**EXERCISE DESCRIPTION:**
Examine each line of the data. Copy those that contain the string "rotate".
***** MATERIAL SHOWN *****
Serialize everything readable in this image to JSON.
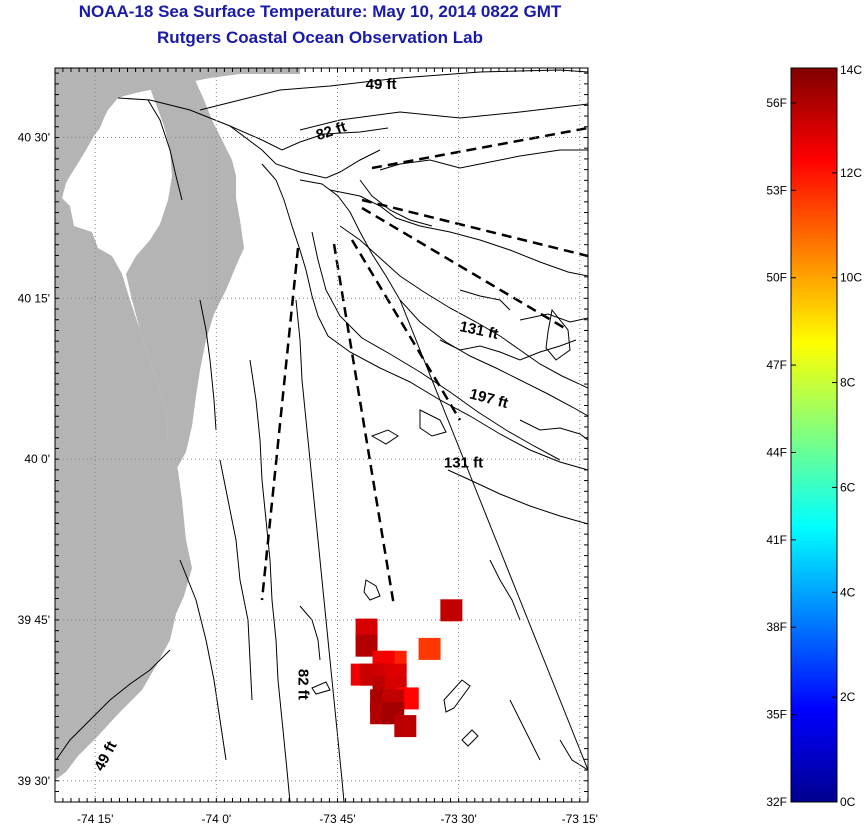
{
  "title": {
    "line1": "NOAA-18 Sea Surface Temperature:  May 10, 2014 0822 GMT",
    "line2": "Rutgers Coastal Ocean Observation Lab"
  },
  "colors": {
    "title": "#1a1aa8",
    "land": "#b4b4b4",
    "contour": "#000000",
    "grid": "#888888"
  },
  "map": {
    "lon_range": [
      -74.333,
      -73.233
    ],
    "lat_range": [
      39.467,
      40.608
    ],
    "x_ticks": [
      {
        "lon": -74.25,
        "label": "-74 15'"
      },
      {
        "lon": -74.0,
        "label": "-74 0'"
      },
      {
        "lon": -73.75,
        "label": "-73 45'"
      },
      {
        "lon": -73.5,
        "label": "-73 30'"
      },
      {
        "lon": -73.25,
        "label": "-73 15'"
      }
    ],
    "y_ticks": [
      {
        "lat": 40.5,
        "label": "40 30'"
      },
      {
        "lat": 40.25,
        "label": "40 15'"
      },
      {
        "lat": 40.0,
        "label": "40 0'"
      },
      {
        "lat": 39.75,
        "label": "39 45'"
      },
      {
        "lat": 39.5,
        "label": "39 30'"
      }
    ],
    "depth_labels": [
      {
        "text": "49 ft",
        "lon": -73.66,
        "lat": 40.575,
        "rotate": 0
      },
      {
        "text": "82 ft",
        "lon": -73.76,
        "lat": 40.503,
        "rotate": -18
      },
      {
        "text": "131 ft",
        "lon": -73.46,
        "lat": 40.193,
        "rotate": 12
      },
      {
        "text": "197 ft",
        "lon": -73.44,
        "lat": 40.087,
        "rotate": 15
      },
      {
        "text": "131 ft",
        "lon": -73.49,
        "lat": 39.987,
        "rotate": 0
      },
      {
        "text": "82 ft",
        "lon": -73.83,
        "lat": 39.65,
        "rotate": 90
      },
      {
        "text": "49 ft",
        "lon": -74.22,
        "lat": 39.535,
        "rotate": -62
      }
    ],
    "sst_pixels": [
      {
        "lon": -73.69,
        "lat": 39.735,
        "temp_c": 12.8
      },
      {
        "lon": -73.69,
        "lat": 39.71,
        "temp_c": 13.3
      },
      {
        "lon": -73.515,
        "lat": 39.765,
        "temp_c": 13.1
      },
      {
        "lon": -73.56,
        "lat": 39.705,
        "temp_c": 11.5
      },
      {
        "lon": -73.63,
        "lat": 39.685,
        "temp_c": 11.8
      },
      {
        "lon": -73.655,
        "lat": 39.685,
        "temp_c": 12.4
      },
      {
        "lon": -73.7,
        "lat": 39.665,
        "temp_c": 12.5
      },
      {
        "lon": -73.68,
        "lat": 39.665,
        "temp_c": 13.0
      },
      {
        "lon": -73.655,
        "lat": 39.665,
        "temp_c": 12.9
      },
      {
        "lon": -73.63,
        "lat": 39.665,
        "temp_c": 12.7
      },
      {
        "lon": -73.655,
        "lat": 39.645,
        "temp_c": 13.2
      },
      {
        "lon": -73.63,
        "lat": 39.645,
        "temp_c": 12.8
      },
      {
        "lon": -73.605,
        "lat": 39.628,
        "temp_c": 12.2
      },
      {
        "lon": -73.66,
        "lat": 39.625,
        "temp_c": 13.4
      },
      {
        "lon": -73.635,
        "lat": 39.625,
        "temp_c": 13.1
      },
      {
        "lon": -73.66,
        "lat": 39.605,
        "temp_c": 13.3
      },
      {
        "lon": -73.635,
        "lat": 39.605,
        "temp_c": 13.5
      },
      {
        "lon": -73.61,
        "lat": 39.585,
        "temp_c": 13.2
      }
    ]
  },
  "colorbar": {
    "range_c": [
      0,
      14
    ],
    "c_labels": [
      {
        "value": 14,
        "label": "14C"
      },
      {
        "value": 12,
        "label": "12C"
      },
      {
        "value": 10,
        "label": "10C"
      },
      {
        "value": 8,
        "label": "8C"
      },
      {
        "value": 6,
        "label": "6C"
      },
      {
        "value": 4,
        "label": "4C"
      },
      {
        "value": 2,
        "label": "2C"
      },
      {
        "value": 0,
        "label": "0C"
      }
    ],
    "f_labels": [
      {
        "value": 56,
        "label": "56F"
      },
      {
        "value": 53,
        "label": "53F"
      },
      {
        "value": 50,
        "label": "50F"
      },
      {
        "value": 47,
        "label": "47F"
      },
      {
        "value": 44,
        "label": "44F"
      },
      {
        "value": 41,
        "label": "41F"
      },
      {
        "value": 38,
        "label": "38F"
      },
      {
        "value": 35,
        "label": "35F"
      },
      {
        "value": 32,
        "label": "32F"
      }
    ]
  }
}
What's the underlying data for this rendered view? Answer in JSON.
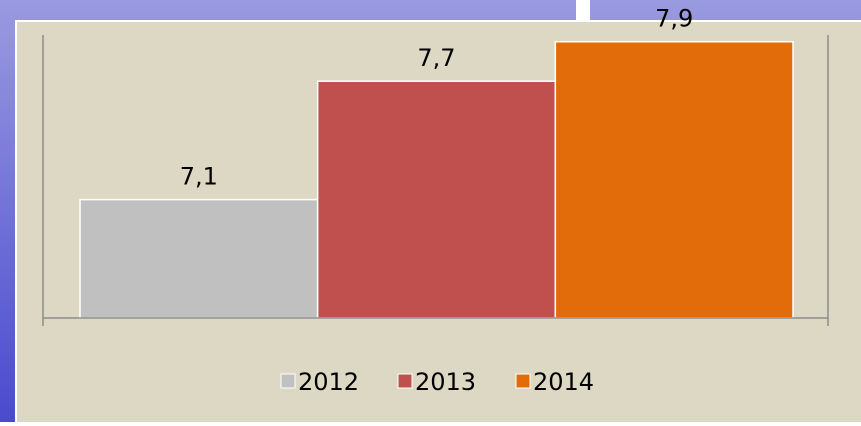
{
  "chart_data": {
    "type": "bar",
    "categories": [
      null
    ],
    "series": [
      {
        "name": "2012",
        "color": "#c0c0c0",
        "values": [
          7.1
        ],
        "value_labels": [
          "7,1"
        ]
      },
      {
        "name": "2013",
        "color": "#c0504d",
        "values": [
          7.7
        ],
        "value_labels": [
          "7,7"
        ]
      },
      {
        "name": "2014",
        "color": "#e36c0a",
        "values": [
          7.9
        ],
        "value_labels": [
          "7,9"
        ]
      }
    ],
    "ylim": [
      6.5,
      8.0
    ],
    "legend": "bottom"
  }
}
*****
**THE REPLY:**
        "rotate": 0
        "rotate": -18
        "rotate": 12
        "rotate": 15
        "rotate": 0
        "rotate": 90
        "rotate": -62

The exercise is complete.